**RECORDS:**
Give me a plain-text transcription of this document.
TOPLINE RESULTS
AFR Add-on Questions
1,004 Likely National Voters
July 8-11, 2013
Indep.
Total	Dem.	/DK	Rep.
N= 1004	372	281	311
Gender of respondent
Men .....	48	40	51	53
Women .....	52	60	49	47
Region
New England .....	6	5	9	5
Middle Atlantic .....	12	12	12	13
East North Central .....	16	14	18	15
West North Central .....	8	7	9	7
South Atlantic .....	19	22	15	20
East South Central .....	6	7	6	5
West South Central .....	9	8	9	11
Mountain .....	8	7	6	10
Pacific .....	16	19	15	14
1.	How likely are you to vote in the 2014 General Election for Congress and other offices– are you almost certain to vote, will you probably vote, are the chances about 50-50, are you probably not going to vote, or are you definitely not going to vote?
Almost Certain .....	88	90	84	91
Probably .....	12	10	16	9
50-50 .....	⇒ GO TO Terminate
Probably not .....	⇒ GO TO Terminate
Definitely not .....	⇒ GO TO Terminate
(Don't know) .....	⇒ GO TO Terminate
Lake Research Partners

**WHAT YOU HAVE TO DO:**
Check each line of the data above for the word "Central" and say how many lines have it. Give the number alone.

**REPLY:**
4